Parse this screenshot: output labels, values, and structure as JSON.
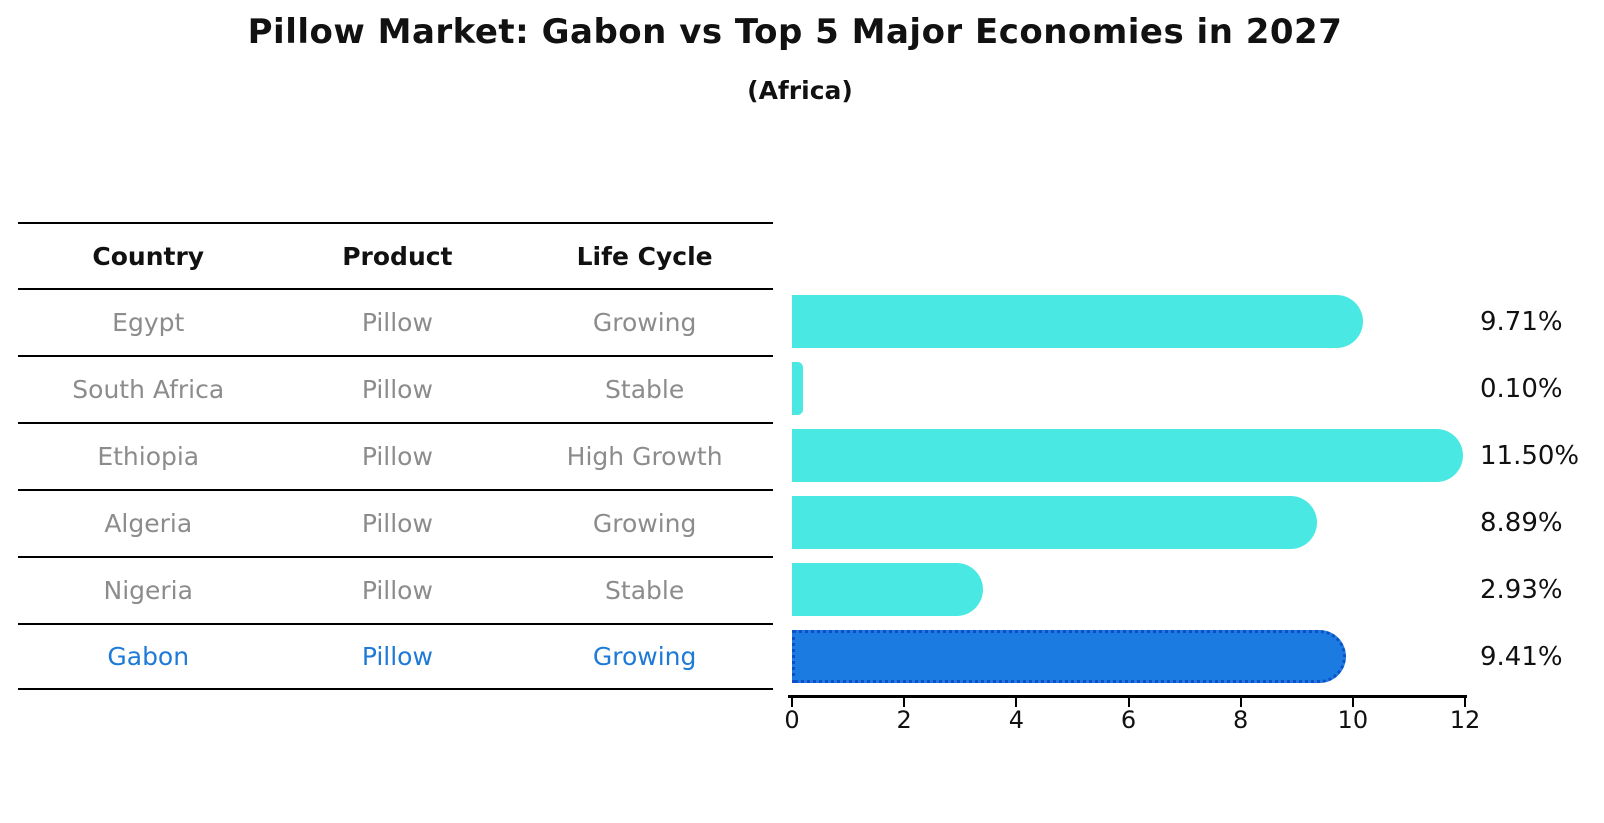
{
  "title": "Pillow Market: Gabon vs Top 5 Major Economies in 2027",
  "subtitle": "(Africa)",
  "table": {
    "headers": [
      "Country",
      "Product",
      "Life Cycle"
    ],
    "rows": [
      {
        "country": "Egypt",
        "product": "Pillow",
        "life_cycle": "Growing",
        "highlighted": false
      },
      {
        "country": "South Africa",
        "product": "Pillow",
        "life_cycle": "Stable",
        "highlighted": false
      },
      {
        "country": "Ethiopia",
        "product": "Pillow",
        "life_cycle": "High Growth",
        "highlighted": false
      },
      {
        "country": "Algeria",
        "product": "Pillow",
        "life_cycle": "Growing",
        "highlighted": false
      },
      {
        "country": "Nigeria",
        "product": "Pillow",
        "life_cycle": "Stable",
        "highlighted": false
      },
      {
        "country": "Gabon",
        "product": "Pillow",
        "life_cycle": "Growing",
        "highlighted": true
      }
    ]
  },
  "chart_data": {
    "type": "bar",
    "orientation": "horizontal",
    "title": "Pillow Market: Gabon vs Top 5 Major Economies in 2027",
    "subtitle": "(Africa)",
    "categories": [
      "Egypt",
      "South Africa",
      "Ethiopia",
      "Algeria",
      "Nigeria",
      "Gabon"
    ],
    "values": [
      9.71,
      0.1,
      11.5,
      8.89,
      2.93,
      9.41
    ],
    "value_labels": [
      "9.71%",
      "0.10%",
      "11.50%",
      "8.89%",
      "2.93%",
      "9.41%"
    ],
    "xlim": [
      0,
      12
    ],
    "x_ticks": [
      0,
      2,
      4,
      6,
      8,
      10,
      12
    ],
    "highlight_index": 5,
    "grid": false,
    "legend": false,
    "colors": {
      "bar_fill": "#49E8E2",
      "highlight_fill": "#1B7BE0",
      "highlight_border": "#0D4FC8",
      "table_text": "#8C8C8C",
      "highlight_text": "#1E7AD6",
      "axis_text": "#111111"
    }
  }
}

■ ■ ■ ■ ■ ■ ■

### Stated task
From the data, list each line in which the string "values" appears.

### Solution to the exercise
Parse this screenshot: output labels, values, and structure as JSON.
    "values": [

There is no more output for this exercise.